OBJECTIVE. Would you set down every entry shown below, precisely as written?

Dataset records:
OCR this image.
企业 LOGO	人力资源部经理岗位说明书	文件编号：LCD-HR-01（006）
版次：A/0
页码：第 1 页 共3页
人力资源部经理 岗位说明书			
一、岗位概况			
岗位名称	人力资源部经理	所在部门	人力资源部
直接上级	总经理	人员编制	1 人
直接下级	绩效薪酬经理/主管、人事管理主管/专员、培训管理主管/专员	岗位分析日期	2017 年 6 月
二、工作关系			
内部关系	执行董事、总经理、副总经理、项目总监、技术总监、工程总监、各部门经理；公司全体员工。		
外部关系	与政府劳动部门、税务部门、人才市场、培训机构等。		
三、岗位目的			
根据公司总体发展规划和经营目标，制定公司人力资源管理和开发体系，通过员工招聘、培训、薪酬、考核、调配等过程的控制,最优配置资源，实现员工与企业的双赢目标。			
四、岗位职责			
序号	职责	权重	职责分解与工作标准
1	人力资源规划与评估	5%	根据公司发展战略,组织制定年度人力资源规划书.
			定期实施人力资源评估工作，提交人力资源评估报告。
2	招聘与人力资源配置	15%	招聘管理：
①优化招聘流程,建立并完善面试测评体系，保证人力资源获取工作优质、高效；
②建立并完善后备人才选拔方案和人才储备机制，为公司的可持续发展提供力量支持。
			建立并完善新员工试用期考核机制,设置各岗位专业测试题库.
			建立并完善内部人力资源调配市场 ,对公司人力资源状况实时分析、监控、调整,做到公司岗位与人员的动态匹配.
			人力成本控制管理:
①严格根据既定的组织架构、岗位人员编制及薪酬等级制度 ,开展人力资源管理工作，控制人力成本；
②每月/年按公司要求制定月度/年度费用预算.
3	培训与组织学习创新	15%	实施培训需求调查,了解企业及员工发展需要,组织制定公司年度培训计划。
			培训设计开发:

EXERCISE OUTPUT.
OCR this image.
企业 LOGO	人力资源部经理岗位说明书	文件编号：LCD-HR-01（006）
版次：A/0
页码：第 1 页 共3页
人力资源部经理 岗位说明书			
一、岗位概况			
岗位名称	人力资源部经理	所在部门	人力资源部
直接上级	总经理	人员编制	1 人
直接下级	绩效薪酬经理/主管、人事管理主管/专员、培训管理主管/专员	岗位分析日期	2017 年 6 月
二、工作关系			
内部关系	执行董事、总经理、副总经理、项目总监、技术总监、工程总监、各部门经理；公司全体员工。		
外部关系	与政府劳动部门、税务部门、人才市场、培训机构等。		
三、岗位目的			
根据公司总体发展规划和经营目标，制定公司人力资源管理和开发体系，通过员工招聘、培训、薪酬、考核、调配等过程的控制,最优配置资源，实现员工与企业的双赢目标。			
四、岗位职责			
序号	职责	权重	职责分解与工作标准
1	人力资源规划与评估	5%	根据公司发展战略,组织制定年度人力资源规划书.
			定期实施人力资源评估工作，提交人力资源评估报告。
2	招聘与人力资源配置	15%	招聘管理：
①优化招聘流程,建立并完善面试测评体系，保证人力资源获取工作优质、高效；
②建立并完善后备人才选拔方案和人才储备机制，为公司的可持续发展提供力量支持。
			建立并完善新员工试用期考核机制,设置各岗位专业测试题库.
			建立并完善内部人力资源调配市场 ,对公司人力资源状况实时分析、监控、调整,做到公司岗位与人员的动态匹配.
			人力成本控制管理:
①严格根据既定的组织架构、岗位人员编制及薪酬等级制度 ,开展人力资源管理工作，控制人力成本；
②每月/年按公司要求制定月度/年度费用预算.
3	培训与组织学习创新	15%	实施培训需求调查,了解企业及员工发展需要,组织制定公司年度培训计划。
			培训设计开发:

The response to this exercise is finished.